→ **TASK TO COMPLETE**: All of the lines below are to be transcribed faithfully, with pictures excluded from the copy.

══ PROVIDED MATERIAL

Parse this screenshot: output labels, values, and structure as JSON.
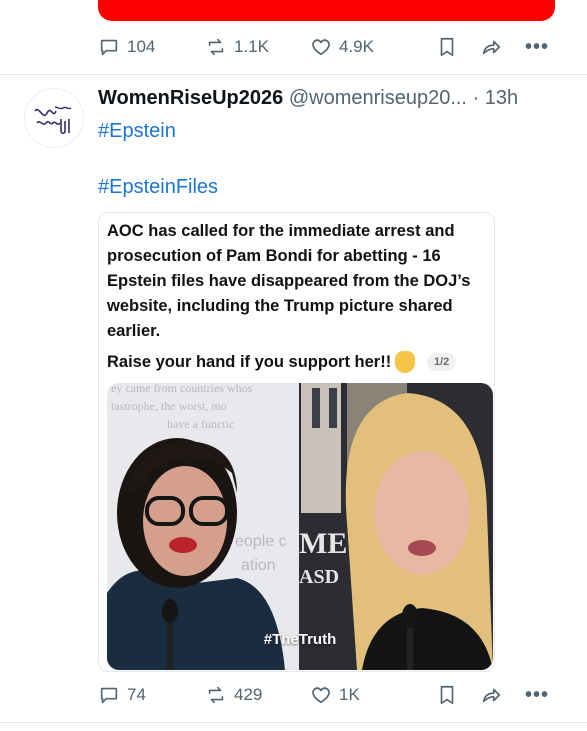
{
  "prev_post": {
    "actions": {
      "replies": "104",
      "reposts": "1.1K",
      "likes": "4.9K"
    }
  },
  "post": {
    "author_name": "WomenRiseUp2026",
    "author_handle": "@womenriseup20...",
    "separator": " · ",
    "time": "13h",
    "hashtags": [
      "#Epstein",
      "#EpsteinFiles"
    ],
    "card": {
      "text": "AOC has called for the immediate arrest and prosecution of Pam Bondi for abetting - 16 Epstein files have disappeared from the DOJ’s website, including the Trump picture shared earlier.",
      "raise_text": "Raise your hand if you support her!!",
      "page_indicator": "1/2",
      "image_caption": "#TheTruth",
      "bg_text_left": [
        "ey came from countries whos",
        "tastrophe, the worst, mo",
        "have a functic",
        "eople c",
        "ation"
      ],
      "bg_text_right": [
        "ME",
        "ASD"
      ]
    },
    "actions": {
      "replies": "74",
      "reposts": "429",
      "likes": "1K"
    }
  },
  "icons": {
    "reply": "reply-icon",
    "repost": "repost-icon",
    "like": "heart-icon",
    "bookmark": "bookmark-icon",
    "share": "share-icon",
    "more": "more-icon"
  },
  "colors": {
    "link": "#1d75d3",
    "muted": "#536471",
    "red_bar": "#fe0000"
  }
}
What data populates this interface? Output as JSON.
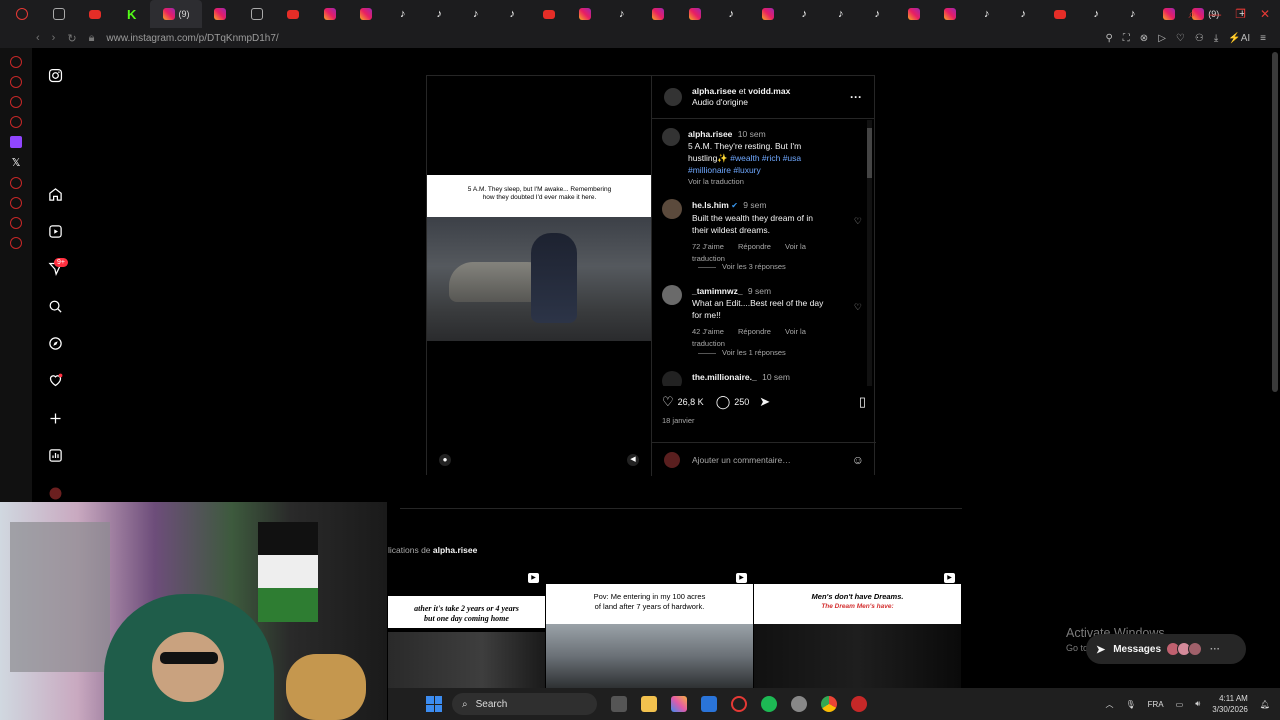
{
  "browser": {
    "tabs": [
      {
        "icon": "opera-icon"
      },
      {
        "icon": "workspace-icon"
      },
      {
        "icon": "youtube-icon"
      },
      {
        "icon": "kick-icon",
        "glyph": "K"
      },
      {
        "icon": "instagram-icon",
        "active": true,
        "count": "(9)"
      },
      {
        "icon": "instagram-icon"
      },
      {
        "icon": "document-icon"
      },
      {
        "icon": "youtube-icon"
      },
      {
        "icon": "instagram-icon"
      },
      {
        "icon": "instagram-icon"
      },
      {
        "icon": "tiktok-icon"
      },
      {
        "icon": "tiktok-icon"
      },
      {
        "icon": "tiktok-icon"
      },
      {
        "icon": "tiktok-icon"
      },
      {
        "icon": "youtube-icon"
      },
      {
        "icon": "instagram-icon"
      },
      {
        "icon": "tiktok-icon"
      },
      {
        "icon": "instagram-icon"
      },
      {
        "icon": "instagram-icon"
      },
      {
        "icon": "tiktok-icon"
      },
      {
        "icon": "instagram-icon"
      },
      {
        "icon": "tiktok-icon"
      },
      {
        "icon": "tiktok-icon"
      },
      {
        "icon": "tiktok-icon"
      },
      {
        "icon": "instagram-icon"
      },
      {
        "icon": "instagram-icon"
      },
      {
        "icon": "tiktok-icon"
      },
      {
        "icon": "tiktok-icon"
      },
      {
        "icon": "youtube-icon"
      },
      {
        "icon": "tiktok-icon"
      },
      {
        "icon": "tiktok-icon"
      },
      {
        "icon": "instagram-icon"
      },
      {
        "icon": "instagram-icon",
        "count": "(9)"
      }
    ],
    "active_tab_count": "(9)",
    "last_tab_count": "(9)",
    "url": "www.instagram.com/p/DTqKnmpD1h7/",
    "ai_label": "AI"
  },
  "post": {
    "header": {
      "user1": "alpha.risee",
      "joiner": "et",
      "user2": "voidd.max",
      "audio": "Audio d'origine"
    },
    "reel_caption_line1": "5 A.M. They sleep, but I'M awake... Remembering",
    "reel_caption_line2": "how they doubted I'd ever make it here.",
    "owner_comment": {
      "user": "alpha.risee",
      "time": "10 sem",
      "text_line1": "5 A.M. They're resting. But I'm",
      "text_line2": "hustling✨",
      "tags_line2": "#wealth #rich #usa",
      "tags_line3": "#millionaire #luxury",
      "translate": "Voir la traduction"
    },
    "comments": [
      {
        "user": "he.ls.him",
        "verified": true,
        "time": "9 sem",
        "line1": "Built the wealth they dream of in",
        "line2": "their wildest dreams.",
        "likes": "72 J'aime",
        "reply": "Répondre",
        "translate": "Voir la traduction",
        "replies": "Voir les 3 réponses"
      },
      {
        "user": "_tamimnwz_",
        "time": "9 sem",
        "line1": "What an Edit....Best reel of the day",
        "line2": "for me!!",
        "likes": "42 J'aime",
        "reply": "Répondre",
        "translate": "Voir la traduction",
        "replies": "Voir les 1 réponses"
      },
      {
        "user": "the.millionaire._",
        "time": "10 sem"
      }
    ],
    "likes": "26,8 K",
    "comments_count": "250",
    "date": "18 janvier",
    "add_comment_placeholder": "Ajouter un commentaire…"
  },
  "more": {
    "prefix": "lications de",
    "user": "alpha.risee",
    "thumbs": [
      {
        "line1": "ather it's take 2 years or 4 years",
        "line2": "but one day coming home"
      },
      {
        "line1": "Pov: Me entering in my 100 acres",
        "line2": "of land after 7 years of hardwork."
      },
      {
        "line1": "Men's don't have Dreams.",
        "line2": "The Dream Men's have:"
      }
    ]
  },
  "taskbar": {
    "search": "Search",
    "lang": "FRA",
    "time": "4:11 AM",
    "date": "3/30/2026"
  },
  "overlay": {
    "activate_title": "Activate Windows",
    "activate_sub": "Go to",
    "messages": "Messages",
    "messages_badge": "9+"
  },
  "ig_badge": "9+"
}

════

→ **OUTPUT BELOW**:
Parse this screenshot: output labels, values, and structure as JSON.
{
  "prev_post": {
    "actions": {
      "replies": "104",
      "reposts": "1.1K",
      "likes": "4.9K"
    }
  },
  "post": {
    "author_name": "WomenRiseUp2026",
    "author_handle": "@womenriseup20...",
    "separator": " · ",
    "time": "13h",
    "hashtags": [
      "#Epstein",
      "#EpsteinFiles"
    ],
    "card": {
      "text": "AOC has called for the immediate arrest and prosecution of Pam Bondi for abetting - 16 Epstein files have disappeared from the DOJ’s website, including the Trump picture shared earlier.",
      "raise_text": "Raise your hand if you support her!!",
      "page_indicator": "1/2",
      "image_caption": "#TheTruth",
      "bg_text_left": [
        "ey came from countries whos",
        "tastrophe, the worst, mo",
        "have a functic",
        "eople c",
        "ation"
      ],
      "bg_text_right": [
        "ME",
        "ASD"
      ]
    },
    "actions": {
      "replies": "74",
      "reposts": "429",
      "likes": "1K"
    }
  },
  "icons": {
    "reply": "reply-icon",
    "repost": "repost-icon",
    "like": "heart-icon",
    "bookmark": "bookmark-icon",
    "share": "share-icon",
    "more": "more-icon"
  },
  "colors": {
    "link": "#1d75d3",
    "muted": "#536471",
    "red_bar": "#fe0000"
  }
}
What data populates this interface? Output as JSON.
{
  "browser": {
    "tabs": [
      {
        "icon": "opera-icon"
      },
      {
        "icon": "workspace-icon"
      },
      {
        "icon": "youtube-icon"
      },
      {
        "icon": "kick-icon",
        "glyph": "K"
      },
      {
        "icon": "instagram-icon",
        "active": true,
        "count": "(9)"
      },
      {
        "icon": "instagram-icon"
      },
      {
        "icon": "document-icon"
      },
      {
        "icon": "youtube-icon"
      },
      {
        "icon": "instagram-icon"
      },
      {
        "icon": "instagram-icon"
      },
      {
        "icon": "tiktok-icon"
      },
      {
        "icon": "tiktok-icon"
      },
      {
        "icon": "tiktok-icon"
      },
      {
        "icon": "tiktok-icon"
      },
      {
        "icon": "youtube-icon"
      },
      {
        "icon": "instagram-icon"
      },
      {
        "icon": "tiktok-icon"
      },
      {
        "icon": "instagram-icon"
      },
      {
        "icon": "instagram-icon"
      },
      {
        "icon": "tiktok-icon"
      },
      {
        "icon": "instagram-icon"
      },
      {
        "icon": "tiktok-icon"
      },
      {
        "icon": "tiktok-icon"
      },
      {
        "icon": "tiktok-icon"
      },
      {
        "icon": "instagram-icon"
      },
      {
        "icon": "instagram-icon"
      },
      {
        "icon": "tiktok-icon"
      },
      {
        "icon": "tiktok-icon"
      },
      {
        "icon": "youtube-icon"
      },
      {
        "icon": "tiktok-icon"
      },
      {
        "icon": "tiktok-icon"
      },
      {
        "icon": "instagram-icon"
      },
      {
        "icon": "instagram-icon",
        "count": "(9)"
      }
    ],
    "active_tab_count": "(9)",
    "last_tab_count": "(9)",
    "url": "www.instagram.com/p/DTqKnmpD1h7/",
    "ai_label": "AI"
  },
  "post": {
    "header": {
      "user1": "alpha.risee",
      "joiner": "et",
      "user2": "voidd.max",
      "audio": "Audio d'origine"
    },
    "reel_caption_line1": "5 A.M. They sleep, but I'M awake... Remembering",
    "reel_caption_line2": "how they doubted I'd ever make it here.",
    "owner_comment": {
      "user": "alpha.risee",
      "time": "10 sem",
      "text_line1": "5 A.M. They're resting. But I'm",
      "text_line2": "hustling✨",
      "tags_line2": "#wealth #rich #usa",
      "tags_line3": "#millionaire #luxury",
      "translate": "Voir la traduction"
    },
    "comments": [
      {
        "user": "he.ls.him",
        "verified": true,
        "time": "9 sem",
        "line1": "Built the wealth they dream of in",
        "line2": "their wildest dreams.",
        "likes": "72 J'aime",
        "reply": "Répondre",
        "translate": "Voir la traduction",
        "replies": "Voir les 3 réponses"
      },
      {
        "user": "_tamimnwz_",
        "time": "9 sem",
        "line1": "What an Edit....Best reel of the day",
        "line2": "for me!!",
        "likes": "42 J'aime",
        "reply": "Répondre",
        "translate": "Voir la traduction",
        "replies": "Voir les 1 réponses"
      },
      {
        "user": "the.millionaire._",
        "time": "10 sem"
      }
    ],
    "likes": "26,8 K",
    "comments_count": "250",
    "date": "18 janvier",
    "add_comment_placeholder": "Ajouter un commentaire…"
  },
  "more": {
    "prefix": "lications de",
    "user": "alpha.risee",
    "thumbs": [
      {
        "line1": "ather it's take 2 years or 4 years",
        "line2": "but one day coming home"
      },
      {
        "line1": "Pov: Me entering in my 100 acres",
        "line2": "of land after 7 years of hardwork."
      },
      {
        "line1": "Men's don't have Dreams.",
        "line2": "The Dream Men's have:"
      }
    ]
  },
  "taskbar": {
    "search": "Search",
    "lang": "FRA",
    "time": "4:11 AM",
    "date": "3/30/2026"
  },
  "overlay": {
    "activate_title": "Activate Windows",
    "activate_sub": "Go to",
    "messages": "Messages",
    "messages_badge": "9+"
  },
  "ig_badge": "9+"
}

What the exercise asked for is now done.